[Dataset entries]
Start
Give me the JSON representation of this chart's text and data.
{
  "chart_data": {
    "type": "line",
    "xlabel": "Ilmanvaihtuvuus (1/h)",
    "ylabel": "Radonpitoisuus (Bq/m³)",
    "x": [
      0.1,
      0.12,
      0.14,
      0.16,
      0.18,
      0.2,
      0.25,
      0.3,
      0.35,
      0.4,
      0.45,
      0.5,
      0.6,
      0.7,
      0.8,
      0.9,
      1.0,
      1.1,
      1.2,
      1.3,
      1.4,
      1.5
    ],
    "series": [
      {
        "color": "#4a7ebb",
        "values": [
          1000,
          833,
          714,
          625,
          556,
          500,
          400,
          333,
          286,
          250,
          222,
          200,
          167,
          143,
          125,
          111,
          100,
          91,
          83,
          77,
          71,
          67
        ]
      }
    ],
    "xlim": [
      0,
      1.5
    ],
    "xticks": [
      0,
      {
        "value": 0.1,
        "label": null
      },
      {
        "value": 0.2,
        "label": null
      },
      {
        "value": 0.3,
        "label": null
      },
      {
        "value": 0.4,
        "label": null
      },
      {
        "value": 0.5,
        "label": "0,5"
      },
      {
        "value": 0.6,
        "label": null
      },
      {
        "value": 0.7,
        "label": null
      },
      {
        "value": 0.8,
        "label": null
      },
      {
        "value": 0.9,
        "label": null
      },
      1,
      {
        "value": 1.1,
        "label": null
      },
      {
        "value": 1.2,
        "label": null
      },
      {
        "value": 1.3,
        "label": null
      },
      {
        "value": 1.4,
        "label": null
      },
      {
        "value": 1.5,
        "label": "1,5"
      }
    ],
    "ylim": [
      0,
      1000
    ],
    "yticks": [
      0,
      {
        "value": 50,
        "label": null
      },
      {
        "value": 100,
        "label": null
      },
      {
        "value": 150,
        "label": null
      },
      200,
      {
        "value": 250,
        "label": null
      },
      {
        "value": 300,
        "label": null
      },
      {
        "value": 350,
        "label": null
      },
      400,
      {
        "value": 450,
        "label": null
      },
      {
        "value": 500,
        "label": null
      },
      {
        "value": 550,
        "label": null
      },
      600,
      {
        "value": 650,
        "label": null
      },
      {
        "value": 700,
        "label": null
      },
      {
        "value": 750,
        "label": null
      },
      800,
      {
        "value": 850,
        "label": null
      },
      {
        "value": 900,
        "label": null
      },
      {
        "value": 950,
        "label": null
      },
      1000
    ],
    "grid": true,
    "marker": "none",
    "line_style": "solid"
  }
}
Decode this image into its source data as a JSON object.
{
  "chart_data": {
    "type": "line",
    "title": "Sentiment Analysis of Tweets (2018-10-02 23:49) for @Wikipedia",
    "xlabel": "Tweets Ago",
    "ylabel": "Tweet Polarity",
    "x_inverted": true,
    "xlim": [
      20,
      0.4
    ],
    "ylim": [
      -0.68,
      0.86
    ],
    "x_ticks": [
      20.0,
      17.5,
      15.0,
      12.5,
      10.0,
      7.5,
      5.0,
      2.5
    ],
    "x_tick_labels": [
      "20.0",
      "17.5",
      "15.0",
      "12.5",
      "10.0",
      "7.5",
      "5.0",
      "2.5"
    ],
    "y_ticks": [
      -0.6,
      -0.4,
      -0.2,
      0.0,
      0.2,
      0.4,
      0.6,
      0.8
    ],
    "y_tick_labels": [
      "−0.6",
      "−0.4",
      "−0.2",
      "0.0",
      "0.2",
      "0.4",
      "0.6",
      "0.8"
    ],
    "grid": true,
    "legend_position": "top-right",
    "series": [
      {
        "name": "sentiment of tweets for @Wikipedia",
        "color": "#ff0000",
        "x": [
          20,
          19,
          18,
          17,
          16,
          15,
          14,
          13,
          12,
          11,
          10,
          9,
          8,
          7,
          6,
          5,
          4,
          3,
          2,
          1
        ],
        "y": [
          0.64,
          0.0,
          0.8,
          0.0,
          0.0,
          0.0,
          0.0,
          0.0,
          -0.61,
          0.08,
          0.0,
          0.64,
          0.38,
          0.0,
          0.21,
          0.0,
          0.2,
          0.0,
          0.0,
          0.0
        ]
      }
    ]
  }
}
End
## [AIM OF THE EXERCISE]
Scan the material above for the string "ylabel" and return the lines that hold it.

## [ANSWER TO THIS TASK]
    "ylabel": "Radonpitoisuus (Bq/m³)",
    "ylabel": "Tweet Polarity",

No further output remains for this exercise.